▸ Dataset entries:
'''

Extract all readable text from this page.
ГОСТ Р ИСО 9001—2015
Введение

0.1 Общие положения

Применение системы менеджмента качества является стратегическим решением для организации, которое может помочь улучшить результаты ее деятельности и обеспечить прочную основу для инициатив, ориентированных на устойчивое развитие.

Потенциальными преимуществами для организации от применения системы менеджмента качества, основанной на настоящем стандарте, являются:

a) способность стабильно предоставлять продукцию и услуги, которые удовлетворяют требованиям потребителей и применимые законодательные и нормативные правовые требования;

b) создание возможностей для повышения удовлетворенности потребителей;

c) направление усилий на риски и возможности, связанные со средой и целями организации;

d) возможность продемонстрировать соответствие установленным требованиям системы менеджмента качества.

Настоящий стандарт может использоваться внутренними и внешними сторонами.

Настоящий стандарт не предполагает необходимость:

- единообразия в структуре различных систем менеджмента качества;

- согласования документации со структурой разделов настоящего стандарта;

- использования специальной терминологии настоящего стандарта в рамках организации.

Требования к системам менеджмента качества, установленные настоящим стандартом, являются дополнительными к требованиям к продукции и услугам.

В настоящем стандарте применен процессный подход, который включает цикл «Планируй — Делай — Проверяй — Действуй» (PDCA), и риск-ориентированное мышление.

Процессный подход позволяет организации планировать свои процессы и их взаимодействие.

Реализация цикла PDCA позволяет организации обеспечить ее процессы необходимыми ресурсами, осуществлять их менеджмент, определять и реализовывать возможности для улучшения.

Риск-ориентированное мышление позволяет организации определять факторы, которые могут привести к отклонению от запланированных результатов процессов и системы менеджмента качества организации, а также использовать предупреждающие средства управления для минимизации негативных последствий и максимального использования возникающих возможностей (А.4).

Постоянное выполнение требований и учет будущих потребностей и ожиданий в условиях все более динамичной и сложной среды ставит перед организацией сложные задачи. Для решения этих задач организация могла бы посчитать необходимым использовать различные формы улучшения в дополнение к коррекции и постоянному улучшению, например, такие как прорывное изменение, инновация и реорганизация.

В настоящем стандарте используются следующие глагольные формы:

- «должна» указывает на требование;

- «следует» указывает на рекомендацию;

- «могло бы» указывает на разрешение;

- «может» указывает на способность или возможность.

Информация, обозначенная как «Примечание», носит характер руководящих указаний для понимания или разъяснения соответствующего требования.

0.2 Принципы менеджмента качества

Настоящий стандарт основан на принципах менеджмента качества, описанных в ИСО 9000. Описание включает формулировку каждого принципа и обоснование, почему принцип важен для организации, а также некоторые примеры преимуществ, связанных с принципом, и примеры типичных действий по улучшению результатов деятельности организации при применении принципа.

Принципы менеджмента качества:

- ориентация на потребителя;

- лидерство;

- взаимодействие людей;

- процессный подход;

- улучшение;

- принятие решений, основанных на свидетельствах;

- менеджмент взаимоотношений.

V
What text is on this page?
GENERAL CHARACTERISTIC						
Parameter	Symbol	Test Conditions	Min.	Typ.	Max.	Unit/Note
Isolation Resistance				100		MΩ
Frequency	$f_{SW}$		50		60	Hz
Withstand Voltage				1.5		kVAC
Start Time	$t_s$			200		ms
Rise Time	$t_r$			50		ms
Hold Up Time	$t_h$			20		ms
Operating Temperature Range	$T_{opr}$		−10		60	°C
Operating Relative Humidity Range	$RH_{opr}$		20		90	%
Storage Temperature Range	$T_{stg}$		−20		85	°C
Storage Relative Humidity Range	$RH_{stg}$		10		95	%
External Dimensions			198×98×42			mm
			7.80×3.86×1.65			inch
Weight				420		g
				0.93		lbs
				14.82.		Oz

'''

▸ Objective: Write out every record, exactly as written.

▸ Exercise result:
Extract all readable text from this page.
ГОСТ Р ИСО 9001—2015
Введение

0.1 Общие положения

Применение системы менеджмента качества является стратегическим решением для организации, которое может помочь улучшить результаты ее деятельности и обеспечить прочную основу для инициатив, ориентированных на устойчивое развитие.

Потенциальными преимуществами для организации от применения системы менеджмента качества, основанной на настоящем стандарте, являются:

a) способность стабильно предоставлять продукцию и услуги, которые удовлетворяют требованиям потребителей и применимые законодательные и нормативные правовые требования;

b) создание возможностей для повышения удовлетворенности потребителей;

c) направление усилий на риски и возможности, связанные со средой и целями организации;

d) возможность продемонстрировать соответствие установленным требованиям системы менеджмента качества.

Настоящий стандарт может использоваться внутренними и внешними сторонами.

Настоящий стандарт не предполагает необходимость:

- единообразия в структуре различных систем менеджмента качества;

- согласования документации со структурой разделов настоящего стандарта;

- использования специальной терминологии настоящего стандарта в рамках организации.

Требования к системам менеджмента качества, установленные настоящим стандартом, являются дополнительными к требованиям к продукции и услугам.

В настоящем стандарте применен процессный подход, который включает цикл «Планируй — Делай — Проверяй — Действуй» (PDCA), и риск-ориентированное мышление.

Процессный подход позволяет организации планировать свои процессы и их взаимодействие.

Реализация цикла PDCA позволяет организации обеспечить ее процессы необходимыми ресурсами, осуществлять их менеджмент, определять и реализовывать возможности для улучшения.

Риск-ориентированное мышление позволяет организации определять факторы, которые могут привести к отклонению от запланированных результатов процессов и системы менеджмента качества организации, а также использовать предупреждающие средства управления для минимизации негативных последствий и максимального использования возникающих возможностей (А.4).

Постоянное выполнение требований и учет будущих потребностей и ожиданий в условиях все более динамичной и сложной среды ставит перед организацией сложные задачи. Для решения этих задач организация могла бы посчитать необходимым использовать различные формы улучшения в дополнение к коррекции и постоянному улучшению, например, такие как прорывное изменение, инновация и реорганизация.

В настоящем стандарте используются следующие глагольные формы:

- «должна» указывает на требование;

- «следует» указывает на рекомендацию;

- «могло бы» указывает на разрешение;

- «может» указывает на способность или возможность.

Информация, обозначенная как «Примечание», носит характер руководящих указаний для понимания или разъяснения соответствующего требования.

0.2 Принципы менеджмента качества

Настоящий стандарт основан на принципах менеджмента качества, описанных в ИСО 9000. Описание включает формулировку каждого принципа и обоснование, почему принцип важен для организации, а также некоторые примеры преимуществ, связанных с принципом, и примеры типичных действий по улучшению результатов деятельности организации при применении принципа.

Принципы менеджмента качества:

- ориентация на потребителя;

- лидерство;

- взаимодействие людей;

- процессный подход;

- улучшение;

- принятие решений, основанных на свидетельствах;

- менеджмент взаимоотношений.

V
What text is on this page?
GENERAL CHARACTERISTIC						
Parameter	Symbol	Test Conditions	Min.	Typ.	Max.	Unit/Note
Isolation Resistance				100		MΩ
Frequency	$f_{SW}$		50		60	Hz
Withstand Voltage				1.5		kVAC
Start Time	$t_s$			200		ms
Rise Time	$t_r$			50		ms
Hold Up Time	$t_h$			20		ms
Operating Temperature Range	$T_{opr}$		−10		60	°C
Operating Relative Humidity Range	$RH_{opr}$		20		90	%
Storage Temperature Range	$T_{stg}$		−20		85	°C
Storage Relative Humidity Range	$RH_{stg}$		10		95	%
External Dimensions			198×98×42			mm
			7.80×3.86×1.65			inch
Weight				420		g
				0.93		lbs
				14.82.		Oz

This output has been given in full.